### WHAT YOU WILL DO
Write each line out again exactly as written.

### GIVEN ENTRIES
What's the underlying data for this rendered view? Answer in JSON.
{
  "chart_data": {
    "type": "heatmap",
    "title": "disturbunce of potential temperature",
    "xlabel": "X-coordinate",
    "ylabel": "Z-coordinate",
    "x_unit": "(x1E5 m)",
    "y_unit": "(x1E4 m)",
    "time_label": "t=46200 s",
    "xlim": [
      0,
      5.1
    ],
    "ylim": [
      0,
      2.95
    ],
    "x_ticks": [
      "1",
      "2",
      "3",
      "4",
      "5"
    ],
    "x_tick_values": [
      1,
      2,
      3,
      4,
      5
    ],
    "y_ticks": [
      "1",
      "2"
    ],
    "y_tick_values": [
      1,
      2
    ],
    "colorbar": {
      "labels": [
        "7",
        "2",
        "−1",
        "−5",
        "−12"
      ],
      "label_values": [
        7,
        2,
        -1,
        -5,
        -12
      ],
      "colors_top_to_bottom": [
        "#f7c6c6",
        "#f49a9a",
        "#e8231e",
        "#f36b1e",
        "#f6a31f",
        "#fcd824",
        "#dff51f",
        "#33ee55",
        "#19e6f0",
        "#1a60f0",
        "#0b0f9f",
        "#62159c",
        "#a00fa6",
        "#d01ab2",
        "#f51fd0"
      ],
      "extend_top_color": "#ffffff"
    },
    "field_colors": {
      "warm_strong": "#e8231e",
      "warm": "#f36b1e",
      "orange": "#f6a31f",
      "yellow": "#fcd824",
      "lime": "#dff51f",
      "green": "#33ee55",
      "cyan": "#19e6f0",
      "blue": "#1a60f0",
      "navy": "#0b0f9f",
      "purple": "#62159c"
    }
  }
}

### EXERCISE ANSWER
What's the underlying data for this rendered view? Answer in JSON.
{
  "chart_data": {
    "type": "heatmap",
    "title": "disturbunce of potential temperature",
    "xlabel": "X-coordinate",
    "ylabel": "Z-coordinate",
    "x_unit": "(x1E5 m)",
    "y_unit": "(x1E4 m)",
    "time_label": "t=46200 s",
    "xlim": [
      0,
      5.1
    ],
    "ylim": [
      0,
      2.95
    ],
    "x_ticks": [
      "1",
      "2",
      "3",
      "4",
      "5"
    ],
    "x_tick_values": [
      1,
      2,
      3,
      4,
      5
    ],
    "y_ticks": [
      "1",
      "2"
    ],
    "y_tick_values": [
      1,
      2
    ],
    "colorbar": {
      "labels": [
        "7",
        "2",
        "−1",
        "−5",
        "−12"
      ],
      "label_values": [
        7,
        2,
        -1,
        -5,
        -12
      ],
      "colors_top_to_bottom": [
        "#f7c6c6",
        "#f49a9a",
        "#e8231e",
        "#f36b1e",
        "#f6a31f",
        "#fcd824",
        "#dff51f",
        "#33ee55",
        "#19e6f0",
        "#1a60f0",
        "#0b0f9f",
        "#62159c",
        "#a00fa6",
        "#d01ab2",
        "#f51fd0"
      ],
      "extend_top_color": "#ffffff"
    },
    "field_colors": {
      "warm_strong": "#e8231e",
      "warm": "#f36b1e",
      "orange": "#f6a31f",
      "yellow": "#fcd824",
      "lime": "#dff51f",
      "green": "#33ee55",
      "cyan": "#19e6f0",
      "blue": "#1a60f0",
      "navy": "#0b0f9f",
      "purple": "#62159c"
    }
  }
}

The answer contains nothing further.